[Source records]
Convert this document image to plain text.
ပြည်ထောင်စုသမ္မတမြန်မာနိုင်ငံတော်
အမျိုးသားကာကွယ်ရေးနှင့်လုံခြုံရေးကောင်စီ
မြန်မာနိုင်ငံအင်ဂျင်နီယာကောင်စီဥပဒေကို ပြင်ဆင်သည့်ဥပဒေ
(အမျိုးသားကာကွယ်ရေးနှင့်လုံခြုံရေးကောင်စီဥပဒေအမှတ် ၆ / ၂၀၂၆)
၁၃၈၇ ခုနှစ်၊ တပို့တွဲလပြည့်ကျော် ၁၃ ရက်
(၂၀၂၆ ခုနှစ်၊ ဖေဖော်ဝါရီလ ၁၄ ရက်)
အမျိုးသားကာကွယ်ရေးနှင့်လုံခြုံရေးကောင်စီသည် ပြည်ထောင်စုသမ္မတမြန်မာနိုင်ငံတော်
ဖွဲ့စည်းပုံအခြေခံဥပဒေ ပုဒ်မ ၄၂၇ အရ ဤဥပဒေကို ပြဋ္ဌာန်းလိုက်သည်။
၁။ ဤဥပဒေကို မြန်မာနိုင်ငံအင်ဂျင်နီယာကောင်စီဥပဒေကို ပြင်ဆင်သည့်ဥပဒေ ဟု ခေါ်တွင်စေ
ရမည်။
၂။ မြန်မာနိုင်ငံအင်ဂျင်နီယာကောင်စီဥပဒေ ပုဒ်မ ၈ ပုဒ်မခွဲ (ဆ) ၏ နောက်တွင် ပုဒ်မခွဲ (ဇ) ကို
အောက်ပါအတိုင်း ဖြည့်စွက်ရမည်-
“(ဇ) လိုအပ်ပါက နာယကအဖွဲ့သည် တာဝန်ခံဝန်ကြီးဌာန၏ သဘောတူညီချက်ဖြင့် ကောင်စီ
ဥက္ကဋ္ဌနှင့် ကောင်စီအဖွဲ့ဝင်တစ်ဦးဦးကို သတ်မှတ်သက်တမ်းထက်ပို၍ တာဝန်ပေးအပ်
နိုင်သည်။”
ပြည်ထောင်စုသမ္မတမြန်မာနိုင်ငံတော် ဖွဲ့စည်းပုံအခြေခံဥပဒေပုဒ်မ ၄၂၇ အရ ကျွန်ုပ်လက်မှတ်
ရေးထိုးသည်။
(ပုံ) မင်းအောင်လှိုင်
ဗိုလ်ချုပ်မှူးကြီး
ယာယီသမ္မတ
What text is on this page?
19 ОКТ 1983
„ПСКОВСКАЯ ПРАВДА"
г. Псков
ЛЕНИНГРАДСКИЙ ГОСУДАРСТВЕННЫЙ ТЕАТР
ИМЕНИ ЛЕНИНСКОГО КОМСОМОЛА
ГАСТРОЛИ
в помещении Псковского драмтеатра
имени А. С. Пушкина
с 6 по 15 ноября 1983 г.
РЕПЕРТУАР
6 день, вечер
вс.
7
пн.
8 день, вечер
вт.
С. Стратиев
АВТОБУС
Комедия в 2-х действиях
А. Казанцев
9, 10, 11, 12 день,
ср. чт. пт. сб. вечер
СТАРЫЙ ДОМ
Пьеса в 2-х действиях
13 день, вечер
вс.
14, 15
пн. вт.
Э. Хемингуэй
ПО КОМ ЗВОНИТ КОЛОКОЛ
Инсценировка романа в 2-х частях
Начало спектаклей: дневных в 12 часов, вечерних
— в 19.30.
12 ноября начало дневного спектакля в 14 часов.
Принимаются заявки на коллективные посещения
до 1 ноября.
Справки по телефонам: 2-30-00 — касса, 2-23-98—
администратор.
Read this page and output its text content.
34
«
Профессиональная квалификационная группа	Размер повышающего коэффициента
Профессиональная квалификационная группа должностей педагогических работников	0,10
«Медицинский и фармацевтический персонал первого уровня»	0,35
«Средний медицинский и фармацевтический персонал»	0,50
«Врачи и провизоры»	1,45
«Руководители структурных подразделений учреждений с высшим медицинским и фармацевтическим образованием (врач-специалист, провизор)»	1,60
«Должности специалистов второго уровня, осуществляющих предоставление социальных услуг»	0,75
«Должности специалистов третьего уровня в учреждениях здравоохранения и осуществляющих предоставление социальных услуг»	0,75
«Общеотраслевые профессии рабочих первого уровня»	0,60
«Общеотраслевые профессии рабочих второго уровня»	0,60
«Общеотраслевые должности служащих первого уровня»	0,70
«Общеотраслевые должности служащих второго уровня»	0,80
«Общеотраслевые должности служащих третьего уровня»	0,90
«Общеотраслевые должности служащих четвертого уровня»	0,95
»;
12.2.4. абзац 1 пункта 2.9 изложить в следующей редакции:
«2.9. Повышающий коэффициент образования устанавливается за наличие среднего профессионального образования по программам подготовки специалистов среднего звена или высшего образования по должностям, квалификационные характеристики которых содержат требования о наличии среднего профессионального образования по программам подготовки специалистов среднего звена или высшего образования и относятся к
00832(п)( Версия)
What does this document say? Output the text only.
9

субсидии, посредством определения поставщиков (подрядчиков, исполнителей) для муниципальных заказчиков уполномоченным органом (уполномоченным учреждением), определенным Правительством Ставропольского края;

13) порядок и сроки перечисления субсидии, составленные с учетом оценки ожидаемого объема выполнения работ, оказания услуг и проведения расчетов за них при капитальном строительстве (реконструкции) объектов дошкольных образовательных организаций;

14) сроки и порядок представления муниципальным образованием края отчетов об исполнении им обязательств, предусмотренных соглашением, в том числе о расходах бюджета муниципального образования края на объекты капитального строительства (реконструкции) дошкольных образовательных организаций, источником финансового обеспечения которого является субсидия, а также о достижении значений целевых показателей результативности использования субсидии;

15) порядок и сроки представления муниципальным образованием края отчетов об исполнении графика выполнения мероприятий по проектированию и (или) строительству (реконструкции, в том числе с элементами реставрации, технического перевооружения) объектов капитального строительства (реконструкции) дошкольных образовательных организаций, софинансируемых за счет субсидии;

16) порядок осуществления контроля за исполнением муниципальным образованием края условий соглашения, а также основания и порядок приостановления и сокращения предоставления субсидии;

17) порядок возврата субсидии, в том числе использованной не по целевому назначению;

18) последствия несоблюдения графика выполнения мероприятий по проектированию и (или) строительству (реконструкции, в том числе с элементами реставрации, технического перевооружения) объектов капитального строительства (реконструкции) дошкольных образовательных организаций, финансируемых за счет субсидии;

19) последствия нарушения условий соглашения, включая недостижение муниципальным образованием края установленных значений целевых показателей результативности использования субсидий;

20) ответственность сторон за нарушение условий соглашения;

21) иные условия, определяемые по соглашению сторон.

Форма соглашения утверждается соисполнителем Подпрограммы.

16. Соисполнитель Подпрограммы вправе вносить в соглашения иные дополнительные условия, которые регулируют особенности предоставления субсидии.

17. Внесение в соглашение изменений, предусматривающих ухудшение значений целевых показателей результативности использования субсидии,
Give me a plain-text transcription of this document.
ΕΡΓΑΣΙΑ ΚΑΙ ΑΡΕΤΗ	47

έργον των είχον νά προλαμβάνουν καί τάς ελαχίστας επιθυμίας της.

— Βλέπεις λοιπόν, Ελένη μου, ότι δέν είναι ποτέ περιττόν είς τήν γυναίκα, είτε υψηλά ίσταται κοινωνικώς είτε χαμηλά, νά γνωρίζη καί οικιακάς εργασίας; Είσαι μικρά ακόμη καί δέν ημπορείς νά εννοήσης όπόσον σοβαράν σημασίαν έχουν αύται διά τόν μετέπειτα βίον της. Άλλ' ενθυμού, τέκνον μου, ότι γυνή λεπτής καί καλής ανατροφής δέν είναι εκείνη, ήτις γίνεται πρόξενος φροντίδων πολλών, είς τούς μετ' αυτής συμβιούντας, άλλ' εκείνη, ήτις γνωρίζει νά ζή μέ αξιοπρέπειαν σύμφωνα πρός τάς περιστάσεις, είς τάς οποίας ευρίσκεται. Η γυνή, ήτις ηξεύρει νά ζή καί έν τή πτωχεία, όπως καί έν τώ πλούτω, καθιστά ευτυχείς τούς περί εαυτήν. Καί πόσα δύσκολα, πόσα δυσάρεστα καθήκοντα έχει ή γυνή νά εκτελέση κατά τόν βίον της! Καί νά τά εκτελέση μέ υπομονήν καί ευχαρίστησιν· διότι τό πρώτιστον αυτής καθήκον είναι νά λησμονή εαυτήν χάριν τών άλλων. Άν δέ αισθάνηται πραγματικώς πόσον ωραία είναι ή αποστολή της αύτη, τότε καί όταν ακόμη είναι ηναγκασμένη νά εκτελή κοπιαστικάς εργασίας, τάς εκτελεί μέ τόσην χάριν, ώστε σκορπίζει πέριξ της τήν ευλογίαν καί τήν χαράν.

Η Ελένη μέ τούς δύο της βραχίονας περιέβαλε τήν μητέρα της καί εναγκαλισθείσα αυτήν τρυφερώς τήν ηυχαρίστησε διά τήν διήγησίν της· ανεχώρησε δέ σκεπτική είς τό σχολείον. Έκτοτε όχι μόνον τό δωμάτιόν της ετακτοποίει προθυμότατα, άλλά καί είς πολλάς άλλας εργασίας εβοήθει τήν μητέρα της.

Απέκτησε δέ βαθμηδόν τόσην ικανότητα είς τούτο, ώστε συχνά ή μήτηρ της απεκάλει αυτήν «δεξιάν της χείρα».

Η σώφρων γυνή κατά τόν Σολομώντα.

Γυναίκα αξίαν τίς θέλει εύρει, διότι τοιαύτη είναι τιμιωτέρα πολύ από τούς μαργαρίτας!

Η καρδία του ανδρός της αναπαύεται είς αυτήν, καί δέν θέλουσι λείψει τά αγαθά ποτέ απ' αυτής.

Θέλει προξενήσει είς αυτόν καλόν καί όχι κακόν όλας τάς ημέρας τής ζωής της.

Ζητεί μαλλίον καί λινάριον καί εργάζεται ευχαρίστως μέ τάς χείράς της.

WHAT YOU ARE ASKED TO DO - Copy every line of the records above that holds the word "this".

IN RESPONSE -
Convert this document image to plain text.
What text is on this page?
Read this page and output its text content.
What does this document say? Output the text only.
Give me a plain-text transcription of this document.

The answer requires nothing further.